— begin —
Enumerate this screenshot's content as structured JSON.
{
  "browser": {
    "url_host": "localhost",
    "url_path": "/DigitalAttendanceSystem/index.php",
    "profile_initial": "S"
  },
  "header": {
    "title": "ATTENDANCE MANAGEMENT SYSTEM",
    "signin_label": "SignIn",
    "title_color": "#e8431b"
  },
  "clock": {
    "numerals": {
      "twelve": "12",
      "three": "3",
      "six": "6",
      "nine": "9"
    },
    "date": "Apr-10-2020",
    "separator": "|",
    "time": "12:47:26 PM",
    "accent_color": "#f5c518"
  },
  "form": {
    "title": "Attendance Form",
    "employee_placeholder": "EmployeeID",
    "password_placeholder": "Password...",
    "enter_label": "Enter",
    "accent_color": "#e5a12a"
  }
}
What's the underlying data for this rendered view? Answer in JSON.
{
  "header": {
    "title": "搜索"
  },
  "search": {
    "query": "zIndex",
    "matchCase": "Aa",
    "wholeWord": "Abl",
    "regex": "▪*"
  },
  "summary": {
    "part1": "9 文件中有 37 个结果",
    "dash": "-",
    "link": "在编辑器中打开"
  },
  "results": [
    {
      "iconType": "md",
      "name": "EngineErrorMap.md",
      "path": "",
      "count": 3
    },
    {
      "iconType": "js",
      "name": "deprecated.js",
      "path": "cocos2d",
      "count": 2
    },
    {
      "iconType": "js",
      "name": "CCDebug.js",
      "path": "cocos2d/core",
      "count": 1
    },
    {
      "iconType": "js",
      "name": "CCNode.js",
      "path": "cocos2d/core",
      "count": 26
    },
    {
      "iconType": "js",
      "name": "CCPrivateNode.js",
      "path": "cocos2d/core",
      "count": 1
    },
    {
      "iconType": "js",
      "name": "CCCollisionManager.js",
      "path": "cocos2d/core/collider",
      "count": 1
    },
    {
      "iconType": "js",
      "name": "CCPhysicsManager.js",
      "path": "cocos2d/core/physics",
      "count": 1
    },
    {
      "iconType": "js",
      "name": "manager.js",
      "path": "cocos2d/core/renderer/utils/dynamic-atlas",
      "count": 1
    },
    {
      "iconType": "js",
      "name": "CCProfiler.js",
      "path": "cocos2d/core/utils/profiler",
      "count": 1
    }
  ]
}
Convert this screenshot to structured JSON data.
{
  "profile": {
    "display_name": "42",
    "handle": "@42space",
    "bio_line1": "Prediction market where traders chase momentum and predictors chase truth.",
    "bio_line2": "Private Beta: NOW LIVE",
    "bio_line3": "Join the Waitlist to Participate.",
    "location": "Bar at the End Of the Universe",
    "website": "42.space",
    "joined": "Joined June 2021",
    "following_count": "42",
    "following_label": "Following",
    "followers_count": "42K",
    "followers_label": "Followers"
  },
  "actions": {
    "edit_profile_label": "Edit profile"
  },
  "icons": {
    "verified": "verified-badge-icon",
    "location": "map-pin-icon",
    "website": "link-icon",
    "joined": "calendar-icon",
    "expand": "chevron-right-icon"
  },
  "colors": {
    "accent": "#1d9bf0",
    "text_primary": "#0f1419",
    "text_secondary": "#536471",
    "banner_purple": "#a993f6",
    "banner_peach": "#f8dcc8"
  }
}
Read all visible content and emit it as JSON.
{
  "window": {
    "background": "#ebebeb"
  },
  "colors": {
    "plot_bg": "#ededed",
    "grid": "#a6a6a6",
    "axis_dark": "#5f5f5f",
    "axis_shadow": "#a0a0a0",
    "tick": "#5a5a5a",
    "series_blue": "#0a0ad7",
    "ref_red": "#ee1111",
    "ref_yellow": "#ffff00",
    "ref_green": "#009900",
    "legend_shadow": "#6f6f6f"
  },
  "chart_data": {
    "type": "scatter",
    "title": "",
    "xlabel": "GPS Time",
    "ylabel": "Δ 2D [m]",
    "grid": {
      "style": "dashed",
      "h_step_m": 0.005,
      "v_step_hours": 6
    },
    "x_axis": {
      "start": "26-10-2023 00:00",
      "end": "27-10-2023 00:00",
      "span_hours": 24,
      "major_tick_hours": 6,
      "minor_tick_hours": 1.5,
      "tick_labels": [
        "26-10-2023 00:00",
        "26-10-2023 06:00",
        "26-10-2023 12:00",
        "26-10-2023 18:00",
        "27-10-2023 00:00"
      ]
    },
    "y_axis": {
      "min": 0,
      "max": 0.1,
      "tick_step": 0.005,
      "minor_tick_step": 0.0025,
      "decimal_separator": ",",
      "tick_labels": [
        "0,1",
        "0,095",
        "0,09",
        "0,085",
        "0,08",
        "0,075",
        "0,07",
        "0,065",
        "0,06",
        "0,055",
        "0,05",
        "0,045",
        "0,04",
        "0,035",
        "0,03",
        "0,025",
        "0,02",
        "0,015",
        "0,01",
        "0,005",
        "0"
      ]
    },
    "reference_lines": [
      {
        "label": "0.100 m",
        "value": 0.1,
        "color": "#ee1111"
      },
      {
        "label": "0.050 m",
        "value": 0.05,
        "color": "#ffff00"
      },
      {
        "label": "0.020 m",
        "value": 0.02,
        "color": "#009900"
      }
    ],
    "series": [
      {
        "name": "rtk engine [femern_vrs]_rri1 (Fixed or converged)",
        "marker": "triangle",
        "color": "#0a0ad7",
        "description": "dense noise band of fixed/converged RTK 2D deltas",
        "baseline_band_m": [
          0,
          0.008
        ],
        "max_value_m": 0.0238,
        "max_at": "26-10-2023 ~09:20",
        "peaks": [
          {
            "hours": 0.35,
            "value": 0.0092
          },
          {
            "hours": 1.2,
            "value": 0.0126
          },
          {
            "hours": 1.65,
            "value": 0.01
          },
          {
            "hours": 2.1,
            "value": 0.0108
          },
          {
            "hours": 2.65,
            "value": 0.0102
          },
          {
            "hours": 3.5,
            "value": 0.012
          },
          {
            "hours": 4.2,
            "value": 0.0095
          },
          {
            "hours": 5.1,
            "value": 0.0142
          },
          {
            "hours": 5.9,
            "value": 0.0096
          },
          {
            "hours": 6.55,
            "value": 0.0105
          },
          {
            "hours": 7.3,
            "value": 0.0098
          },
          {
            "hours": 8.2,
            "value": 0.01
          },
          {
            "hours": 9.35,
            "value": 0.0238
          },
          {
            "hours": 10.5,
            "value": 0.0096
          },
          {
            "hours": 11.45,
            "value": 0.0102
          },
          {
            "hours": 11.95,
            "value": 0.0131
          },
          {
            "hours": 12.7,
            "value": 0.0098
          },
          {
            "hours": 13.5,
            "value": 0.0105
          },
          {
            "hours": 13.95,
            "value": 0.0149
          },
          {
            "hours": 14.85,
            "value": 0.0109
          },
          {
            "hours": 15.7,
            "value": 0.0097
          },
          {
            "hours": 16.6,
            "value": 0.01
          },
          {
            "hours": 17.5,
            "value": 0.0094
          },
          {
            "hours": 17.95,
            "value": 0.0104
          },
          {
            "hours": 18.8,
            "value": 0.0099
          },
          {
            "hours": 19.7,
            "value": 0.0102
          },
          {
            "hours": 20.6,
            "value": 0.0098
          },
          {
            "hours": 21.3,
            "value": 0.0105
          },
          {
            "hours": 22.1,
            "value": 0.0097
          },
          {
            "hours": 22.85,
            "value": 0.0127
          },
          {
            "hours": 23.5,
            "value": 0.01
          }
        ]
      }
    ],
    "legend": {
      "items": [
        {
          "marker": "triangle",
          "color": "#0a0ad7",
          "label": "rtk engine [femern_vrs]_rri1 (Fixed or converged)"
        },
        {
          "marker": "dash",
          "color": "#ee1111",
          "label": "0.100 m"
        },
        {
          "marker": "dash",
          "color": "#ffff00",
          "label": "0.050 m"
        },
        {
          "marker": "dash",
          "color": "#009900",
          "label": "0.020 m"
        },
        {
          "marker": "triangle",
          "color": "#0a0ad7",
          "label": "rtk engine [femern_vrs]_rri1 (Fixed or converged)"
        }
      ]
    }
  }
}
— end —
→ Instruction: Copy, from the material, each line that holds the string "core".

→ Exercise response:
      "path": "cocos2d/core",
      "path": "cocos2d/core",
      "path": "cocos2d/core",
      "path": "cocos2d/core/collider",
      "path": "cocos2d/core/physics",
      "path": "cocos2d/core/renderer/utils/dynamic-atlas",
      "path": "cocos2d/core/utils/profiler",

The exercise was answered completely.